▸ **Source passage**:
Among the 1,688 vehicles involved in fatal crashes in Georgia during that same year, 149 of them were large trucks or about 9 percent. Research reveals that 81 percent of fatal accidents involving semi-trucks include multiple vehicles, whereas 58 percent of fatal crashes involving no semi-trucks are multiple-vehicle accidents.
Researchers say that, with regard to fatal collisions in 2012 involving a semi-truck, at least one of the involved vehicles was attempting to negotiate a curve in 12 percent of them. In 9 percent of these wrecks, both vehicles were making a turn, and neither vehicle was attempting a turn in almost half of them. According to statistics, almost one-third of all fatal crashes involving a semi-truck in 2012 were head-on collisions.
What these statistics do not reveal is the immense damage that truck accidents can inflict on the lives of the people involved in them. This damage is not only physical or emotional but financial too. People who are left to cope with vehicular repairs, hospital bills, medical expenses, and lost wages in the aftermath of a truck accident may realize the economic toll associated with these incidents, and that in large part is why accident victims often retain a personal injury lawyer following the wreck.
The investigations that accompany these large, destructive crashes are typically lengthy and exhaustive. The information and evidence they yield may be of particular importance to accident victims who wish to seek restitution via civil action.

▸ **What this task involves**:
Copy the truck crash statistics text between "Researchers say that, with" and "were head-on collisions.", inclusive, and swap "curve" for "bend".

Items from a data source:

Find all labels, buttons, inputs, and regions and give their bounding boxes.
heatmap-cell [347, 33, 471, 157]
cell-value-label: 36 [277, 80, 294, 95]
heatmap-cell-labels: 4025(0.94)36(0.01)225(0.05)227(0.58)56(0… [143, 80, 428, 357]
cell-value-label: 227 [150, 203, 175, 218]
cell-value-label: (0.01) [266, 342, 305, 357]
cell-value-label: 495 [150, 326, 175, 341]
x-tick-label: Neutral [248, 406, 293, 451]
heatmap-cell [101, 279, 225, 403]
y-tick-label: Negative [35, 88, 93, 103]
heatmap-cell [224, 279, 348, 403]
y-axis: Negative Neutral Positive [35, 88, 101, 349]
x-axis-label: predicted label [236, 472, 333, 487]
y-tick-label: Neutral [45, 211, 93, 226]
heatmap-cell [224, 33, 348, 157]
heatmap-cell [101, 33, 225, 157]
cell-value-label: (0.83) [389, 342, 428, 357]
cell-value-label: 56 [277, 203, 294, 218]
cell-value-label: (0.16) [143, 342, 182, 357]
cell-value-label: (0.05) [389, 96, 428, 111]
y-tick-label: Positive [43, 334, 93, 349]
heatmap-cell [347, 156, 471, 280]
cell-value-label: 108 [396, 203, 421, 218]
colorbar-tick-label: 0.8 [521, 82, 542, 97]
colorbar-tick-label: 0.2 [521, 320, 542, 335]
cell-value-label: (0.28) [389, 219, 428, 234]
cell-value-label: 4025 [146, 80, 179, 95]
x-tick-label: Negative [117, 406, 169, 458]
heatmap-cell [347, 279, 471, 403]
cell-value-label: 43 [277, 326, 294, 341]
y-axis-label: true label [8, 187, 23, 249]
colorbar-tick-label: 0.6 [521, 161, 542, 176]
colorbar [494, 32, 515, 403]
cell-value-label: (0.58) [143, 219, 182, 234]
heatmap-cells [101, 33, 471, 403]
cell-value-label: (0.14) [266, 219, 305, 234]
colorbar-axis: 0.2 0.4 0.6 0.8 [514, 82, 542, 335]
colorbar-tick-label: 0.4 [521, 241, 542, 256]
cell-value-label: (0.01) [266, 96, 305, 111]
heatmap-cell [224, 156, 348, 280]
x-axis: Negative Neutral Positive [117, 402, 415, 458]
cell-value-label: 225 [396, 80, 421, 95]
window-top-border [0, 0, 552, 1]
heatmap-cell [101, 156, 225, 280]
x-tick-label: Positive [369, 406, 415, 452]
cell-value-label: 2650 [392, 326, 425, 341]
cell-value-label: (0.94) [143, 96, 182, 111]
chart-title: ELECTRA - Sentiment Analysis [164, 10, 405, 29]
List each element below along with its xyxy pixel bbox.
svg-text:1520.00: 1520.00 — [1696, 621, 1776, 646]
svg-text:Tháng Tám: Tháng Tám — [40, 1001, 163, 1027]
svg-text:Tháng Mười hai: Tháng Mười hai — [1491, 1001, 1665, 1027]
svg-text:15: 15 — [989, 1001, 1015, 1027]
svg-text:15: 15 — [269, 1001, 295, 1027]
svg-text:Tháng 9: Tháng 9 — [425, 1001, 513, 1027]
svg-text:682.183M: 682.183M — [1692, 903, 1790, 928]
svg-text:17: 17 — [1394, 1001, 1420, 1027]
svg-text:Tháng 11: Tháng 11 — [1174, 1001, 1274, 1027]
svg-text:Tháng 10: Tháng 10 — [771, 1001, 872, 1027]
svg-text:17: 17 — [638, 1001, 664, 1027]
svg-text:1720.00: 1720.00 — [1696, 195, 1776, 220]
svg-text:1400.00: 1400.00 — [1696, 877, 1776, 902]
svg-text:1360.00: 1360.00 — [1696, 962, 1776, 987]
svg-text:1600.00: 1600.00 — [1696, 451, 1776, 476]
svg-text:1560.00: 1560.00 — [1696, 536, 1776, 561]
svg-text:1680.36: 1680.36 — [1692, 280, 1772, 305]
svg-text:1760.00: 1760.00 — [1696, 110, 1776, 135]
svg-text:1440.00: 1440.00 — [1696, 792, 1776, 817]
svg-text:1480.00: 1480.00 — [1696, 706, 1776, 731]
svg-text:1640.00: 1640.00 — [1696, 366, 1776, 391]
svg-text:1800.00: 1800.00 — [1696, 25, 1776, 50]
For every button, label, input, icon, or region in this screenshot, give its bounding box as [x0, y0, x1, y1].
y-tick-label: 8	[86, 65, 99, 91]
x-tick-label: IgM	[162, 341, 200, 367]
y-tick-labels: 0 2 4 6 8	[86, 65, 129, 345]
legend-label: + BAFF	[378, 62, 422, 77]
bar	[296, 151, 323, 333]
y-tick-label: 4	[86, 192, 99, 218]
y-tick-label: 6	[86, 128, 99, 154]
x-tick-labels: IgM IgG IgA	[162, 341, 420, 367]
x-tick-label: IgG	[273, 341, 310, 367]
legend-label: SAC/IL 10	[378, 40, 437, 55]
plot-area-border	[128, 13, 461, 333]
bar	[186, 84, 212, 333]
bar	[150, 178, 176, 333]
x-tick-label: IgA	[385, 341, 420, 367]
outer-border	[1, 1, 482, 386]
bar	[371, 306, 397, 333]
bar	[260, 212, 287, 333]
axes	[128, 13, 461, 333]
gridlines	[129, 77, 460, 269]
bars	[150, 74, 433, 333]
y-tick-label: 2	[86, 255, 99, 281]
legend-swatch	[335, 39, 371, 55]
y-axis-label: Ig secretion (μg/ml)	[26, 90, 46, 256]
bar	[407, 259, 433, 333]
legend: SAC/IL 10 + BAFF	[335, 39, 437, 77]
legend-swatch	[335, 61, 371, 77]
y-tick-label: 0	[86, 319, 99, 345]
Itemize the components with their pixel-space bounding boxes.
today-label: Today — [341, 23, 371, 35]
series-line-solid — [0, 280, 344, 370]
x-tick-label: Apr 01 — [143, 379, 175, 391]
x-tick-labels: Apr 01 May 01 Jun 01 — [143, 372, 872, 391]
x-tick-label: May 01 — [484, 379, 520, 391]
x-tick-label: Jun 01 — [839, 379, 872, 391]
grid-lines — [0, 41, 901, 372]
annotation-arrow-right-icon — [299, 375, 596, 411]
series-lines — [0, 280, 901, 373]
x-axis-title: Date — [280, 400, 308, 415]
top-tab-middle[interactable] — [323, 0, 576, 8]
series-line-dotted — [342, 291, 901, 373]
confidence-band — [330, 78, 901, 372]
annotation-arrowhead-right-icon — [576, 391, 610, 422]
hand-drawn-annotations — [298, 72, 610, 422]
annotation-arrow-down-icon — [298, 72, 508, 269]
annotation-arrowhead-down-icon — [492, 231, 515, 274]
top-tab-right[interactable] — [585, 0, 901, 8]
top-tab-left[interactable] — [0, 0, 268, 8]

▸ **Expected answer**:
Researchers say that, with regard to fatal collisions in 2012 involving a semi-truck, at least one of the involved vehicles was attempting to negotiate a bend in 12 percent of them. In 9 percent of these wrecks, both vehicles were making a turn, and neither vehicle was attempting a turn in almost half of them. According to statistics, almost one-third of all fatal crashes involving a semi-truck in 2012 were head-on collisions.